*Given exercise*
Give the number of lines that include the word "профессиональной", nothing more.

____

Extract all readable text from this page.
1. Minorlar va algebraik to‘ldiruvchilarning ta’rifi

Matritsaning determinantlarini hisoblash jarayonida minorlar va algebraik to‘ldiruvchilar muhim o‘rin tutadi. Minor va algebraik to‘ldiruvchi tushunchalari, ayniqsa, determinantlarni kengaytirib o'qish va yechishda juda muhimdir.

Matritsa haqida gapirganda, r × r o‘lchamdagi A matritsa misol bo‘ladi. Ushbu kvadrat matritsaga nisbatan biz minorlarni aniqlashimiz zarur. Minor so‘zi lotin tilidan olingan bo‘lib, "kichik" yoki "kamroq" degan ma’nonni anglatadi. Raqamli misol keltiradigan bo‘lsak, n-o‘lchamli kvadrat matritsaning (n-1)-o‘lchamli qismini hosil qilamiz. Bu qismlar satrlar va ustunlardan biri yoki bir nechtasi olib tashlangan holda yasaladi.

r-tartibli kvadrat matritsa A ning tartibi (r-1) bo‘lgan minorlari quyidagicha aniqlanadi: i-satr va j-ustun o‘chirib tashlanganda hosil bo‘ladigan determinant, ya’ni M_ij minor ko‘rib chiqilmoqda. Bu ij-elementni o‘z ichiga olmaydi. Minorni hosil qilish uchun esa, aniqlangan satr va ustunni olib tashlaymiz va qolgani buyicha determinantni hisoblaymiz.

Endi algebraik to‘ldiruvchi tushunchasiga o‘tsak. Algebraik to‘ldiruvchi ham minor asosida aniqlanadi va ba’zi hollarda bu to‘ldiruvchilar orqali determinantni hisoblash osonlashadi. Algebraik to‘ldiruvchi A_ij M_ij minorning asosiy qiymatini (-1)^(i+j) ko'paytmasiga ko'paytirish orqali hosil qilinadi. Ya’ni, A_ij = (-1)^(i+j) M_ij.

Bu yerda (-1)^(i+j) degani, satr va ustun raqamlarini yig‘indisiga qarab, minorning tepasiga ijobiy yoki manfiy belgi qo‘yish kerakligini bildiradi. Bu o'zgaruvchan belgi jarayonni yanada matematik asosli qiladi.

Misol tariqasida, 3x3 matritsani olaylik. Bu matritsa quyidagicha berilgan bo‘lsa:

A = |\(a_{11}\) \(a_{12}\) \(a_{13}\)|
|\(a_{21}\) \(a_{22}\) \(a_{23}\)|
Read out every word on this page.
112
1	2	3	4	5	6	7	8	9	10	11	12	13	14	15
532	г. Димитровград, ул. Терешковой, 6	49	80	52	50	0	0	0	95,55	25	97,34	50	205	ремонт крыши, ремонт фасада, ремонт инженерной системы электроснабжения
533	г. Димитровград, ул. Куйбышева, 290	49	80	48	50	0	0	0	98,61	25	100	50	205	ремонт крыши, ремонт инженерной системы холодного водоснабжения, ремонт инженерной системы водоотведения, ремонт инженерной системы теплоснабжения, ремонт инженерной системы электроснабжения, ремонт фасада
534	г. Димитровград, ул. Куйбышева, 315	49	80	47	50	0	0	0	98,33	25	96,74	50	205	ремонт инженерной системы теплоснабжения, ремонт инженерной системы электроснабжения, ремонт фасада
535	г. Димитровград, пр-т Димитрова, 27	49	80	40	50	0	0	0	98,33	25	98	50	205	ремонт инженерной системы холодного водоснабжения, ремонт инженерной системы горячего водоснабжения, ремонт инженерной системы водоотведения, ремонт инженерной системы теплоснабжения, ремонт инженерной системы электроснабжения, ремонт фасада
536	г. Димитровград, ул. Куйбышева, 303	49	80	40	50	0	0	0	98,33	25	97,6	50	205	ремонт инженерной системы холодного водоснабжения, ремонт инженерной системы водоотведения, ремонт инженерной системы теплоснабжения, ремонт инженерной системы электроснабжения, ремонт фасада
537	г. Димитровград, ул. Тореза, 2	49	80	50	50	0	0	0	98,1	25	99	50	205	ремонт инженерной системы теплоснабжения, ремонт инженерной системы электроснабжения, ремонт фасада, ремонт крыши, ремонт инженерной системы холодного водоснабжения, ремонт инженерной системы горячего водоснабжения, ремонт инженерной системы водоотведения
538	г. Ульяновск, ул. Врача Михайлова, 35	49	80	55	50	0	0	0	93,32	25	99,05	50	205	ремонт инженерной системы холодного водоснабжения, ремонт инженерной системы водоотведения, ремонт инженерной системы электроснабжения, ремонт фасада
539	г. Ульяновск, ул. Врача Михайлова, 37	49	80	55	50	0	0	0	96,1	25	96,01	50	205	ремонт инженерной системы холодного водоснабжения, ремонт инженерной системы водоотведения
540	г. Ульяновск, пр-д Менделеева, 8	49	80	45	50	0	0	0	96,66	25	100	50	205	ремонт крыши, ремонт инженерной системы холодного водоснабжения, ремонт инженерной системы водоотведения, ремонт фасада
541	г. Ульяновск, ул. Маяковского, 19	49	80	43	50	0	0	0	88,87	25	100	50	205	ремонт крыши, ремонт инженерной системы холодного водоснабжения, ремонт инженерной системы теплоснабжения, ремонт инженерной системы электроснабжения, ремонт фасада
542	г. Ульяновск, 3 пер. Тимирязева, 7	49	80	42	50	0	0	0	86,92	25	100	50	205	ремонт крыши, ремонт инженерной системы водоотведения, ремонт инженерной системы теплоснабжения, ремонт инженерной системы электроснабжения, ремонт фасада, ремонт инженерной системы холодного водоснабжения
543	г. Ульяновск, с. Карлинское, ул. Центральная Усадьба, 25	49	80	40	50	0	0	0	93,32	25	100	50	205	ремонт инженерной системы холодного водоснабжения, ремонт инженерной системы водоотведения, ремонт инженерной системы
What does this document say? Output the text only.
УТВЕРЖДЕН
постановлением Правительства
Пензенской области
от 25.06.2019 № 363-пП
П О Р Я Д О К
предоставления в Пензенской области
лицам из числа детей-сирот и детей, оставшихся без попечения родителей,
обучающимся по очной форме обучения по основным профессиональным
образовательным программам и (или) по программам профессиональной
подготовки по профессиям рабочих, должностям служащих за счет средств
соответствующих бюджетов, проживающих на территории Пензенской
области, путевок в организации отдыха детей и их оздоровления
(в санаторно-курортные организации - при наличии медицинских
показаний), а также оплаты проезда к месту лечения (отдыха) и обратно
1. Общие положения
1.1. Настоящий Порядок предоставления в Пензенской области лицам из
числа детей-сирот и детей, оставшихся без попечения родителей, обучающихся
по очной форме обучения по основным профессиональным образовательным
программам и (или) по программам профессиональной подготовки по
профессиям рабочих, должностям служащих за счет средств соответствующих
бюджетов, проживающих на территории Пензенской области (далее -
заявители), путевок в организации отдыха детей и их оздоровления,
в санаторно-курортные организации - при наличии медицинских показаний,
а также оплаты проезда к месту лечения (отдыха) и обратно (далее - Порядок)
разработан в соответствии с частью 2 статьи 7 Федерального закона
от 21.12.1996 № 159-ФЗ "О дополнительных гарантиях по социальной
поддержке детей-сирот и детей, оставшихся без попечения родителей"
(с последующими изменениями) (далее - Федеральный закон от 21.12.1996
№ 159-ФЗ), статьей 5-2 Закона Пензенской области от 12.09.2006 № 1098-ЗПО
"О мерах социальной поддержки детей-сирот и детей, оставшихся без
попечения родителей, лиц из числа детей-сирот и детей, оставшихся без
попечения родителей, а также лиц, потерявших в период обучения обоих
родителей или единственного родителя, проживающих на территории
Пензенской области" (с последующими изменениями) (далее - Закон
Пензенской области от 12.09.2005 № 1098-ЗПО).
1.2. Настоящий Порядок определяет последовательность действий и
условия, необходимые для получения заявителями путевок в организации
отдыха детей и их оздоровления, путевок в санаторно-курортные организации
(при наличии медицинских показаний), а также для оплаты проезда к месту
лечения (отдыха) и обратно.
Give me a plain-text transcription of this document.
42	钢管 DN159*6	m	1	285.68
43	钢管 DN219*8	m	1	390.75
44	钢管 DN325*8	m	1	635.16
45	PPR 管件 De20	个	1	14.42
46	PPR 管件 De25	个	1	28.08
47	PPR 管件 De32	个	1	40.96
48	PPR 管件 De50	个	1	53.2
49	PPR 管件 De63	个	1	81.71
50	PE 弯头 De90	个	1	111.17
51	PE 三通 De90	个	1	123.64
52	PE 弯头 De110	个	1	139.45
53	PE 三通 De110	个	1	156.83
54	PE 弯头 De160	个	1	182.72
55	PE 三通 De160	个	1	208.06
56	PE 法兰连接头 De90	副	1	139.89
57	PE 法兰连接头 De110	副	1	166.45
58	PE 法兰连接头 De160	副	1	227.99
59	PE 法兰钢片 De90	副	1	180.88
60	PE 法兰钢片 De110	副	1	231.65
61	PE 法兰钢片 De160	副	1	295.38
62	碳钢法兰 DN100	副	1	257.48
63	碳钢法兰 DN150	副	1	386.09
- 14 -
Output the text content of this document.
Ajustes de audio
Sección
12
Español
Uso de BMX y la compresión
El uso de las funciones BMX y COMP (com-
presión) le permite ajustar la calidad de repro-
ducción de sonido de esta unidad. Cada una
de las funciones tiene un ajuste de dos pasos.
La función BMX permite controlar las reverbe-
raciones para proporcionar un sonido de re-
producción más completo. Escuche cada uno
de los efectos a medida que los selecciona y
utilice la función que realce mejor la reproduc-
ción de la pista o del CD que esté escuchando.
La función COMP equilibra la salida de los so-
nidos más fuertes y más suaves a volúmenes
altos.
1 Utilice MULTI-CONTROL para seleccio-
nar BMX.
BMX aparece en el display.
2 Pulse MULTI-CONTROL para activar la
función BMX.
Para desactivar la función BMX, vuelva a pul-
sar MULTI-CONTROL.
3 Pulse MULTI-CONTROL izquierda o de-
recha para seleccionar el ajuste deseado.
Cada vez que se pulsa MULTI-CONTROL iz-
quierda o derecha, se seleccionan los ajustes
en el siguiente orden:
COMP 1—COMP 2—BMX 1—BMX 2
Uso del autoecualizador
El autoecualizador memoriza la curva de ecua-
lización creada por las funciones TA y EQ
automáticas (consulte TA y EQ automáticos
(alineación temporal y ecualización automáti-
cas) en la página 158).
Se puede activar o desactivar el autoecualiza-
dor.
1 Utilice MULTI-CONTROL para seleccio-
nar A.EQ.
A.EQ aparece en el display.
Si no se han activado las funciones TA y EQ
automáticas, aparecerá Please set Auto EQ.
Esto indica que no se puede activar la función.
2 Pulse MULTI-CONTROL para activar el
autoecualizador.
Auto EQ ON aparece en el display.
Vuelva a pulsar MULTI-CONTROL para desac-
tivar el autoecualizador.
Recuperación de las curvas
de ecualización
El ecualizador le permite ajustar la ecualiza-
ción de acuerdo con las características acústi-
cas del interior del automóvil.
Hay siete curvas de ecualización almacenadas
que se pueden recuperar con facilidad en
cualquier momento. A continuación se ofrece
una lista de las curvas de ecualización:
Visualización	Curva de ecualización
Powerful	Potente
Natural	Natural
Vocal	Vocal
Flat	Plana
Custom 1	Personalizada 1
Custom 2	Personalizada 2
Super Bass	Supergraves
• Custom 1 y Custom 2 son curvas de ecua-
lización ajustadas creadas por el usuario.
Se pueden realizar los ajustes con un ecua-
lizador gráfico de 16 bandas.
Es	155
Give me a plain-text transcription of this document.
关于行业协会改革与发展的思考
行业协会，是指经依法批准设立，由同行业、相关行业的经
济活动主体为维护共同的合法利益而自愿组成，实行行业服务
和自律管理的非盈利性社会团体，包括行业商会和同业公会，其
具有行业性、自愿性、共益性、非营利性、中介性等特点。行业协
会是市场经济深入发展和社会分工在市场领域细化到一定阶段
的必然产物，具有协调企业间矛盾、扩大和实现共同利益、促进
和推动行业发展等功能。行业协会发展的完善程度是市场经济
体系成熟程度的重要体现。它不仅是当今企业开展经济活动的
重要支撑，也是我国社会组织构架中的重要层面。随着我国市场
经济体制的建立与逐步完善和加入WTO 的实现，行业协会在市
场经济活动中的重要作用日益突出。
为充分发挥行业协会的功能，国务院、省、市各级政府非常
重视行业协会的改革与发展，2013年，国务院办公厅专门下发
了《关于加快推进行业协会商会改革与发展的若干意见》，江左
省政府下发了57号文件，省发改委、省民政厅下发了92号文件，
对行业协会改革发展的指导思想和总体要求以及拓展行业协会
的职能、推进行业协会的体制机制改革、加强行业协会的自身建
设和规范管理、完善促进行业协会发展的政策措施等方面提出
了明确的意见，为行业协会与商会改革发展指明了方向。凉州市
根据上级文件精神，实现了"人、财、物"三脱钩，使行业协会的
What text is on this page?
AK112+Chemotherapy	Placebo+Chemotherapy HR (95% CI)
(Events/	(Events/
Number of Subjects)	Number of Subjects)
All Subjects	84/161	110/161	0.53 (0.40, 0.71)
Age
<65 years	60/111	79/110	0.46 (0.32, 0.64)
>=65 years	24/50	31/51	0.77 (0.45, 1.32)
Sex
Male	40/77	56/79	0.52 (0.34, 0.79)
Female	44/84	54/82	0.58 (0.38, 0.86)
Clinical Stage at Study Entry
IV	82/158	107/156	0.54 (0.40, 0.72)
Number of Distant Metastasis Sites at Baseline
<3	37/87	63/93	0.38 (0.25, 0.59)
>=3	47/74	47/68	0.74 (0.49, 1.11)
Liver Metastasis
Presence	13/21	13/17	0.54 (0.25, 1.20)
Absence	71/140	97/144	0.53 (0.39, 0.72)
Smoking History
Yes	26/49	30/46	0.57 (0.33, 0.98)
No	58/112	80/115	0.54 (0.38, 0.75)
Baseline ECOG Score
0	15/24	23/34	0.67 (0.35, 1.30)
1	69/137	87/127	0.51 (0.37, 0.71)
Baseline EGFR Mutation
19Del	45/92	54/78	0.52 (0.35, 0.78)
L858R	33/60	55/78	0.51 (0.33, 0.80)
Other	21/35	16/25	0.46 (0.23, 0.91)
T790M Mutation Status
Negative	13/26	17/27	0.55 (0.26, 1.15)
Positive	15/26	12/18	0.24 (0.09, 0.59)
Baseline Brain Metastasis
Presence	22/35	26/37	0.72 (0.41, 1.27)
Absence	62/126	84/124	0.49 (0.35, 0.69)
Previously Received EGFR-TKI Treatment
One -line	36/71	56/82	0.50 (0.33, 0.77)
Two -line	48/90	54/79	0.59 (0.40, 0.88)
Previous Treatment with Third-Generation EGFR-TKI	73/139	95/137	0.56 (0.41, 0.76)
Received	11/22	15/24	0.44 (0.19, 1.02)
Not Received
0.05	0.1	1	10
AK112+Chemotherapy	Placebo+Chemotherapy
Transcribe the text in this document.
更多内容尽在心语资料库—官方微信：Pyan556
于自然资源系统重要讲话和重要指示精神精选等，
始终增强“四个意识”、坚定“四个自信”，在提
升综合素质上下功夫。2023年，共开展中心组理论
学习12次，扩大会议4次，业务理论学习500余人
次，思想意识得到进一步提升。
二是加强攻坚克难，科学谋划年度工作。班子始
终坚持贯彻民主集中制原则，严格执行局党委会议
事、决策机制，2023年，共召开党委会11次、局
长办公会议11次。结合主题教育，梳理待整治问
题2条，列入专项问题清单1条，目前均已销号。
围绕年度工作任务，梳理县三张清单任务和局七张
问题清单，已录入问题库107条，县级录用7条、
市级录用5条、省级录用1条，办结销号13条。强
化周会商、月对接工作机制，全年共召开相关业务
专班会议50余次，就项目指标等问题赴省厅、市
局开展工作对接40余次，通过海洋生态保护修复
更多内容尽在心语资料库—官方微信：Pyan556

____

*Complete response*
2